__Provided text__:
■ ■ ■ ■ ■ ■ ■

But there are warning signs for Democrats in recent polls: The losers — or, at least, people who believe they are losers — appear to outnumber the winners.

The Kaiser Family Foundation poll found that 29 percent said they had been negatively affected by the law in February, while just 17 percent said they’ve been helped.

And a Gallup poll this month found that 10 percent of Americans said the law has helped them, while 23 percent said it has hurt them. In both polls, the majority said they haven’t been affected one way or another.

Is that solid proof that all of those people were really hurt? Not necessarily, but it is their perception. If all of those numbers were real, you’d have to believe that Obamacare just happens to single out Republicans — since 39 percent of them said they were hurt — and leave Democrats alone, since only 7 percent of Democrats reported that it had hurt them.

But perceptions matter in politics — and that’s why it spells trouble for the Obama administration that more Americans don’t believe they’ve been helped.

White House officials say those aren’t the only ways to measure who’s been helped. They argue that there are other kinds of help that can’t be measured by polls, like the end of lifetime benefit limits, free preventive services, the 3 million young adults who have been able to stay on their parents’ health plans, and the 7 million seniors who have saved on their Medicare prescription drug bills.

Given how much misinformation there is out there after four years, it’s possible that people are getting those benefits and aren’t aware of them, so it’s a good idea to be cautious about the poll results. And the public’s perceptions could change as people get more used to the law, and have a better awareness of what it does and what it doesn’t do.

But sooner or later, the Obama administration needs a real turnaround — because it’s not going to do it any good if the beneficiaries are outnumbered by people who think the law is hurting them.

Grade: B

If you like what you have, you can keep it

This one doesn’t need much discussion either. It’s the Republicans’ favorite talking point, that people with individual insurance didn’t all get to keep their plans. But “if you like your plan” is not just a talking point. It’s the standard Obama himself set, many times.

And as much as the administration tries to make that situation right — by allowing insurance companies to voluntarily extend the old plans, and giving them more wiggle room to update the old plans without canceling them — Obama will never be able to completely undo the damage.

Grade: F

Did the canceled-plans people ever get covered?

For all of the other problems with the rollout, it’s worth mentioning one bomb that didn’t go off: There never was a screaming army of people who had their health plans canceled and ended up uninsured.

Right up through the final weeks of December, that was a real possibility. The administration scrambled to make accommodations for as many as half a million people who hadn’t been able to replace their canceled policies — doing everything from pushing back enrollment deadlines to letting those people buy catastrophic health plans that were really supposed to be a backstop only for the young and healthy. If they didn’t have new coverage in place by Jan. 1, the worst-case scenario was a new wave of horror stories about people who actually ended up uninsured because of Obamacare.

And yet, after Jan. 1 came and went, there was mostly silence.

Did they all find coverage? Health care experts say it’s impossible to know for sure — mainly because there are so many ways they could have replaced it. They could have gotten it through the Obamacare health exchanges, but no one would know, because there’s no place on the application to mark down that they were a “canceled-plans person.” Or they could have gotten it directly from an insurer and never dealt with the exchanges at all. Some may have been able to extend their old plans.

It’s certainly possible that not all of them got covered, and that terrible stories could still emerge. But the fact that there was no big eruption of horror stories is significant. It’s possible that many of the people found other coverage with no help from the administration, but the odds are that its last-minute actions had at least some role in avoiding disaster.

■ ■ ■ ■ ■ ■ ■

__Extracted data__:

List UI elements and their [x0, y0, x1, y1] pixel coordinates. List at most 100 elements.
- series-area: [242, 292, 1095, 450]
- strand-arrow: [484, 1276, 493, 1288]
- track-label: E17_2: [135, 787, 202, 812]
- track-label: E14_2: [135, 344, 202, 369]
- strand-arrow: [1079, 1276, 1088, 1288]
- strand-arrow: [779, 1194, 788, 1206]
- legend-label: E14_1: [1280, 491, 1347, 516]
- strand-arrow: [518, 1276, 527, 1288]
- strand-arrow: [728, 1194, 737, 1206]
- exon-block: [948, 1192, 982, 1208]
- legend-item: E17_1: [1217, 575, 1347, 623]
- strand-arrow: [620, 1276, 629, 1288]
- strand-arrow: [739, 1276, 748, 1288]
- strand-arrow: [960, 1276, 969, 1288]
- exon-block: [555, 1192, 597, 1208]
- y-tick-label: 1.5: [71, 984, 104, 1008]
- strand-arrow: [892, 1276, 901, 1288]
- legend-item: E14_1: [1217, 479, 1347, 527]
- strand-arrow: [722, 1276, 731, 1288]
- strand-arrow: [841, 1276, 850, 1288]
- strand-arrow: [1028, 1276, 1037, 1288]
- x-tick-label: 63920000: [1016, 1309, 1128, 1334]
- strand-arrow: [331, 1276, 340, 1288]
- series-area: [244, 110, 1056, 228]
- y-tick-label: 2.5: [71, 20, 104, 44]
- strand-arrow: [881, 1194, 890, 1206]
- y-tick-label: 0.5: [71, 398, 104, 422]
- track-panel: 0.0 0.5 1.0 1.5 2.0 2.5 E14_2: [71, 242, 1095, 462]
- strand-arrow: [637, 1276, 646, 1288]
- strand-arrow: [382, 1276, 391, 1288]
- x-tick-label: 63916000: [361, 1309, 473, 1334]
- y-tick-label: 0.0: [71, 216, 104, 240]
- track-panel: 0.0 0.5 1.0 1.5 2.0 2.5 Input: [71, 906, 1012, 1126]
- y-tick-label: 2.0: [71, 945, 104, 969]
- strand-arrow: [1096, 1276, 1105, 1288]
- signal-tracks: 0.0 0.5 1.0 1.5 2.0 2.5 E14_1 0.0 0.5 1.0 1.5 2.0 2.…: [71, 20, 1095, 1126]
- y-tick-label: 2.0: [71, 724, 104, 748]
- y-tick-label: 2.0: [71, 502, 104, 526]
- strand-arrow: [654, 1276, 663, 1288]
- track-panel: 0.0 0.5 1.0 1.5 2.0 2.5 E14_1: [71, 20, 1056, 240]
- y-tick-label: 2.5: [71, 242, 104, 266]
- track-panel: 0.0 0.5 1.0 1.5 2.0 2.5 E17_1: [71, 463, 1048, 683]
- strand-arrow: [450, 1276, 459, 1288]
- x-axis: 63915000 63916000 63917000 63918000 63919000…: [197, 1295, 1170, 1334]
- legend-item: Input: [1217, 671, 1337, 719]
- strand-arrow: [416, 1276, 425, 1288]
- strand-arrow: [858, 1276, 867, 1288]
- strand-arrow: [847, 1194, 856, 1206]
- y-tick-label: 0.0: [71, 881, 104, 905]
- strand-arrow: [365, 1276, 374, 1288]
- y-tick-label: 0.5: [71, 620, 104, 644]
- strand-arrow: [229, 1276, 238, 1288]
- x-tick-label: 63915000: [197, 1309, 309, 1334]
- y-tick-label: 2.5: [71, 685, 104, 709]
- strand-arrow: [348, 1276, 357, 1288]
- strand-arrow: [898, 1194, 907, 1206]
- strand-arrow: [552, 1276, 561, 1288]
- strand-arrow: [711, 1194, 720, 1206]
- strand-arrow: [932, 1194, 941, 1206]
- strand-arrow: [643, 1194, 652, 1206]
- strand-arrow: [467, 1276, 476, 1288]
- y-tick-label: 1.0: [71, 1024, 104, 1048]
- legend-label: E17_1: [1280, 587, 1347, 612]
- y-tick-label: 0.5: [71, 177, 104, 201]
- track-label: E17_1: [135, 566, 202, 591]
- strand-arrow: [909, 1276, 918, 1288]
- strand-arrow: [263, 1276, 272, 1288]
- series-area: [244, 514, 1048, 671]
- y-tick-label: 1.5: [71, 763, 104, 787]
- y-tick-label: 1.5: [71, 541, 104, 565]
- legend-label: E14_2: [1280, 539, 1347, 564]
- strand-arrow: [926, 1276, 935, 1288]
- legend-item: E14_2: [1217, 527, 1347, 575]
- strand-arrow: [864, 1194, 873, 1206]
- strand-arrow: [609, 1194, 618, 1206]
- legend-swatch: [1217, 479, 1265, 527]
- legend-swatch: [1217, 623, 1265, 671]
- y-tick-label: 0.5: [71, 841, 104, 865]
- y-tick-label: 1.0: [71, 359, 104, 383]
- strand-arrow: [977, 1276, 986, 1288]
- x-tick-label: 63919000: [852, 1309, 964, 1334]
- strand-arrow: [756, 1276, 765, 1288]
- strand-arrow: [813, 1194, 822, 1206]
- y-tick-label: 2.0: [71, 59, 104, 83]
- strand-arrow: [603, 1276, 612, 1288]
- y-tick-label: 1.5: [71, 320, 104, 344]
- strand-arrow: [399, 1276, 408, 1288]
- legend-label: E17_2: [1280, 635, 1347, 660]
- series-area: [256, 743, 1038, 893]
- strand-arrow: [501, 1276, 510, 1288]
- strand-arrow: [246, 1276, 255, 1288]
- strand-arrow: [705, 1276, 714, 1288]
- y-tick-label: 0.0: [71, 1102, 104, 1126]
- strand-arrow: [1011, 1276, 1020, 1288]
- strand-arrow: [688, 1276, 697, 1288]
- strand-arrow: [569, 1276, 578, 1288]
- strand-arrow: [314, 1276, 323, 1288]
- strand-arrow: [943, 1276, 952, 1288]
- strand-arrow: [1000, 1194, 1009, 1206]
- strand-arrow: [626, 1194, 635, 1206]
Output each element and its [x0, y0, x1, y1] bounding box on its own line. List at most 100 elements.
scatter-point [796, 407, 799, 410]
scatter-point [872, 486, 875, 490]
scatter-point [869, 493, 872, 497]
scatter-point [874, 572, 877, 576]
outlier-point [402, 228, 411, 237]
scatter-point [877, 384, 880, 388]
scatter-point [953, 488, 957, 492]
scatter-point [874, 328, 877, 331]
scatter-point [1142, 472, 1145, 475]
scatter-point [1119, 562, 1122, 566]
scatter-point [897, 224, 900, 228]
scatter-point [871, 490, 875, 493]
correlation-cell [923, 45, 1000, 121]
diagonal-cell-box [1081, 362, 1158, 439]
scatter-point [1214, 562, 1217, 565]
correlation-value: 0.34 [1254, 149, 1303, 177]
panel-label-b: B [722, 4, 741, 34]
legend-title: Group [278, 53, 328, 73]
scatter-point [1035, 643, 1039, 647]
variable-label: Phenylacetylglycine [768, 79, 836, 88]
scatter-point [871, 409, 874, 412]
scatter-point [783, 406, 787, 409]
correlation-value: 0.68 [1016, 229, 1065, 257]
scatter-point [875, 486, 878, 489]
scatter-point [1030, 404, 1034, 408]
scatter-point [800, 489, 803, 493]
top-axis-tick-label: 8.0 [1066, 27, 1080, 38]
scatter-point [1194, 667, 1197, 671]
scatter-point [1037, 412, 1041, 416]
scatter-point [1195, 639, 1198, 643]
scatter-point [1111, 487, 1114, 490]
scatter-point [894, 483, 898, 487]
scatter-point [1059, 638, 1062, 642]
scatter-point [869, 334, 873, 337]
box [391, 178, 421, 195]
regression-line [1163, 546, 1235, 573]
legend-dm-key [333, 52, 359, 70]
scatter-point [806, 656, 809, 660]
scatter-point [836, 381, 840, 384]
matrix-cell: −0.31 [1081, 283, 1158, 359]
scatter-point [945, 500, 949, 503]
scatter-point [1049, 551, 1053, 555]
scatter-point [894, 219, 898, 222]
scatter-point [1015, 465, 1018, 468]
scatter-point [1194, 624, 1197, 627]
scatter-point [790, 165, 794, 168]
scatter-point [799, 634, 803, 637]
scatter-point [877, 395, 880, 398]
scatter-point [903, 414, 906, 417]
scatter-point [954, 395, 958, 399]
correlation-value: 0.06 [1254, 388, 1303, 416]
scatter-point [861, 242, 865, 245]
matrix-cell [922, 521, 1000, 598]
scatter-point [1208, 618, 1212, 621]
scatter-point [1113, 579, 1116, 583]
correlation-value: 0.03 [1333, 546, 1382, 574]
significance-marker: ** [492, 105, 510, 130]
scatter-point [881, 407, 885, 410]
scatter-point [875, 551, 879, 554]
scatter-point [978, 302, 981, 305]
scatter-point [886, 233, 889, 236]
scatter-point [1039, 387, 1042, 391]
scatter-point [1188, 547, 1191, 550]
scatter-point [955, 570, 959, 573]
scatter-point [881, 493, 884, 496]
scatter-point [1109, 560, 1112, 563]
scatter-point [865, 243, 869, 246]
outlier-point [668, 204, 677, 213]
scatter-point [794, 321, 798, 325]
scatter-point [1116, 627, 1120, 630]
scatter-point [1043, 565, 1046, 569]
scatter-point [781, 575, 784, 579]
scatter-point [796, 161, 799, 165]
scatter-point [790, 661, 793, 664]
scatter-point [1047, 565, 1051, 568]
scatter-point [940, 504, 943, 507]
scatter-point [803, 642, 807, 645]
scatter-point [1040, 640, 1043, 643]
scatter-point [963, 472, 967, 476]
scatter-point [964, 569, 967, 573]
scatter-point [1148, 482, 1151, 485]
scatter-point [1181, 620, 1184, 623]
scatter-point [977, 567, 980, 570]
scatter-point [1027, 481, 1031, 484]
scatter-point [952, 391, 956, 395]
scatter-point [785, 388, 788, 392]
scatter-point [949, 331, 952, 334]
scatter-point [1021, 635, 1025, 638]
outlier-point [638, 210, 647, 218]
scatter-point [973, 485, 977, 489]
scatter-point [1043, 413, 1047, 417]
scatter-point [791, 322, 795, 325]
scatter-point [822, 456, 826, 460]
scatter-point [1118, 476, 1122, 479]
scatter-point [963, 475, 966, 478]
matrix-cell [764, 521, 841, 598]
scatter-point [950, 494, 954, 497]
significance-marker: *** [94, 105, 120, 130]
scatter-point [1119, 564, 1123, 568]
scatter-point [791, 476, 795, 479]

■ ■ ■ ■ ■ ■ ■

__To do__:
1. Could you reproduce word for word everything in the health law passage from "This one doesn’t" down to "undo the damage."?
2. How would you render this sentence from the health law passage in Spanish: "White House officials say those aren’t the only ways to measure who’s been helped."?

__List of solutions__:
1.
This one doesn’t need much discussion either. It’s the Republicans’ favorite talking point, that people with individual insurance didn’t all get to keep their plans. But “if you like your plan” is not just a talking point. It’s the standard Obama himself set, many times.

And as much as the administration tries to make that situation right — by allowing insurance companies to voluntarily extend the old plans, and giving them more wiggle room to update the old plans without canceling them — Obama will never be able to completely undo the damage.

2. Funcionarios de la Casa Blanca afirman que esas no son las únicas formas de medir a quién se ha ayudado.